:: Record excerpts ::

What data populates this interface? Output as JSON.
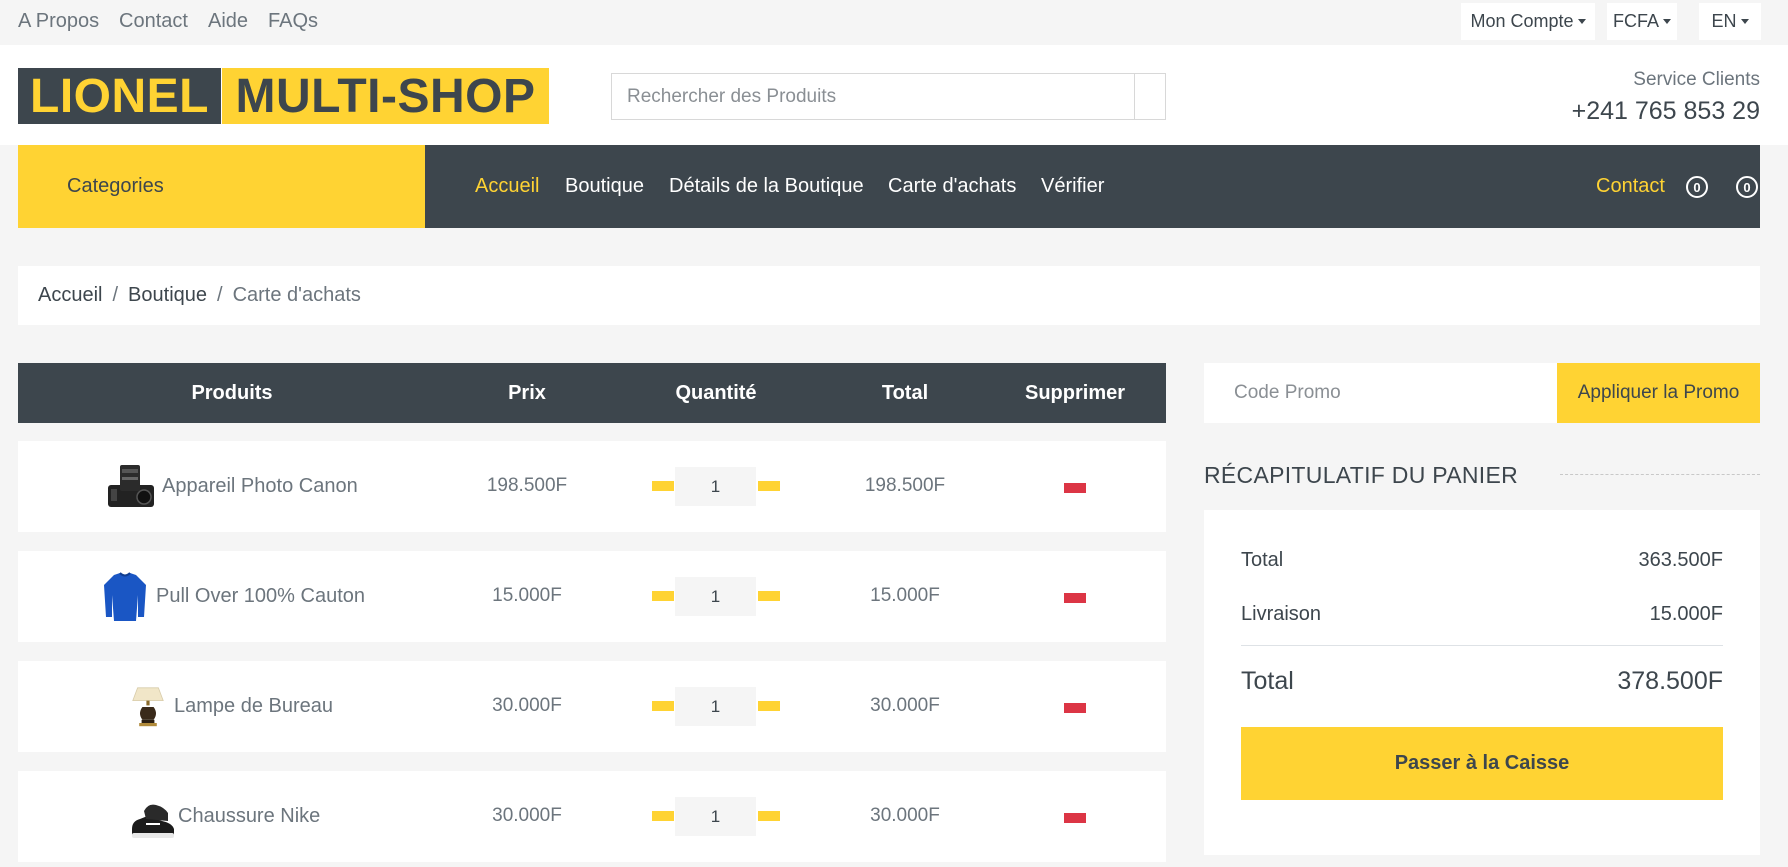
{
  "topbar": {
    "links": [
      "A Propos",
      "Contact",
      "Aide",
      "FAQs"
    ],
    "account": "Mon Compte",
    "currency": "FCFA",
    "language": "EN"
  },
  "header": {
    "logo_part1": "LIONEL",
    "logo_part2": "MULTI-SHOP",
    "search_placeholder": "Rechercher des Produits",
    "service_label": "Service Clients",
    "service_phone": "+241 765 853 29"
  },
  "nav": {
    "categories": "Categories",
    "links": [
      "Accueil",
      "Boutique",
      "Détails de la Boutique",
      "Carte d'achats",
      "Vérifier"
    ],
    "active_index": 0,
    "contact": "Contact",
    "wishlist_count": "0",
    "cart_count": "0"
  },
  "breadcrumb": [
    "Accueil",
    "Boutique",
    "Carte d'achats"
  ],
  "cart": {
    "headers": [
      "Produits",
      "Prix",
      "Quantité",
      "Total",
      "Supprimer"
    ],
    "rows": [
      {
        "name": "Appareil Photo Canon",
        "image": "camera-icon",
        "price": "198.500F",
        "qty": "1",
        "total": "198.500F"
      },
      {
        "name": "Pull Over 100% Cauton",
        "image": "sweater-icon",
        "price": "15.000F",
        "qty": "1",
        "total": "15.000F"
      },
      {
        "name": "Lampe de Bureau",
        "image": "lamp-icon",
        "price": "30.000F",
        "qty": "1",
        "total": "30.000F"
      },
      {
        "name": "Chaussure Nike",
        "image": "shoe-icon",
        "price": "30.000F",
        "qty": "1",
        "total": "30.000F"
      }
    ]
  },
  "promo": {
    "placeholder": "Code Promo",
    "button": "Appliquer la Promo"
  },
  "summary": {
    "title": "RÉCAPITULATIF DU PANIER",
    "subtotal_label": "Total",
    "subtotal": "363.500F",
    "shipping_label": "Livraison",
    "shipping": "15.000F",
    "total_label": "Total",
    "total": "378.500F",
    "checkout": "Passer à la Caisse"
  },
  "colors": {
    "primary": "#ffd333",
    "dark": "#3d464d",
    "danger": "#dc3545",
    "light": "#f5f5f5"
  }
}
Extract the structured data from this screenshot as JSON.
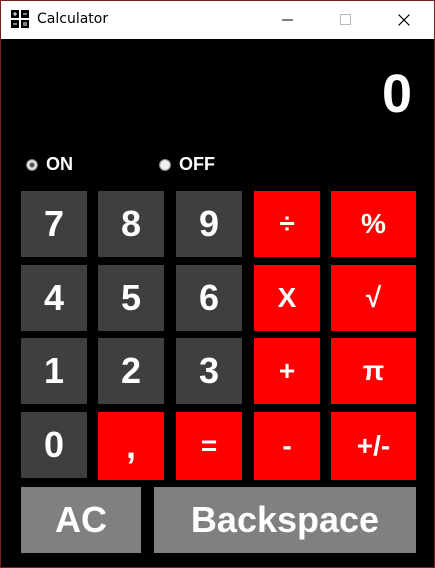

:::

(Directions)
Print the records word for word and exclude any picture they hold.

(Completed exercise)
What data populates this interface? Output as JSON.
{
  "topbar": {
    "links": [
      "A Propos",
      "Contact",
      "Aide",
      "FAQs"
    ],
    "account": "Mon Compte",
    "currency": "FCFA",
    "language": "EN"
  },
  "header": {
    "logo_part1": "LIONEL",
    "logo_part2": "MULTI-SHOP",
    "search_placeholder": "Rechercher des Produits",
    "service_label": "Service Clients",
    "service_phone": "+241 765 853 29"
  },
  "nav": {
    "categories": "Categories",
    "links": [
      "Accueil",
      "Boutique",
      "Détails de la Boutique",
      "Carte d'achats",
      "Vérifier"
    ],
    "active_index": 0,
    "contact": "Contact",
    "wishlist_count": "0",
    "cart_count": "0"
  },
  "breadcrumb": [
    "Accueil",
    "Boutique",
    "Carte d'achats"
  ],
  "cart": {
    "headers": [
      "Produits",
      "Prix",
      "Quantité",
      "Total",
      "Supprimer"
    ],
    "rows": [
      {
        "name": "Appareil Photo Canon",
        "image": "camera-icon",
        "price": "198.500F",
        "qty": "1",
        "total": "198.500F"
      },
      {
        "name": "Pull Over 100% Cauton",
        "image": "sweater-icon",
        "price": "15.000F",
        "qty": "1",
        "total": "15.000F"
      },
      {
        "name": "Lampe de Bureau",
        "image": "lamp-icon",
        "price": "30.000F",
        "qty": "1",
        "total": "30.000F"
      },
      {
        "name": "Chaussure Nike",
        "image": "shoe-icon",
        "price": "30.000F",
        "qty": "1",
        "total": "30.000F"
      }
    ]
  },
  "promo": {
    "placeholder": "Code Promo",
    "button": "Appliquer la Promo"
  },
  "summary": {
    "title": "RÉCAPITULATIF DU PANIER",
    "subtotal_label": "Total",
    "subtotal": "363.500F",
    "shipping_label": "Livraison",
    "shipping": "15.000F",
    "total_label": "Total",
    "total": "378.500F",
    "checkout": "Passer à la Caisse"
  },
  "colors": {
    "primary": "#ffd333",
    "dark": "#3d464d",
    "danger": "#dc3545",
    "light": "#f5f5f5"
  }
}
Extract the structured data from this screenshot as JSON.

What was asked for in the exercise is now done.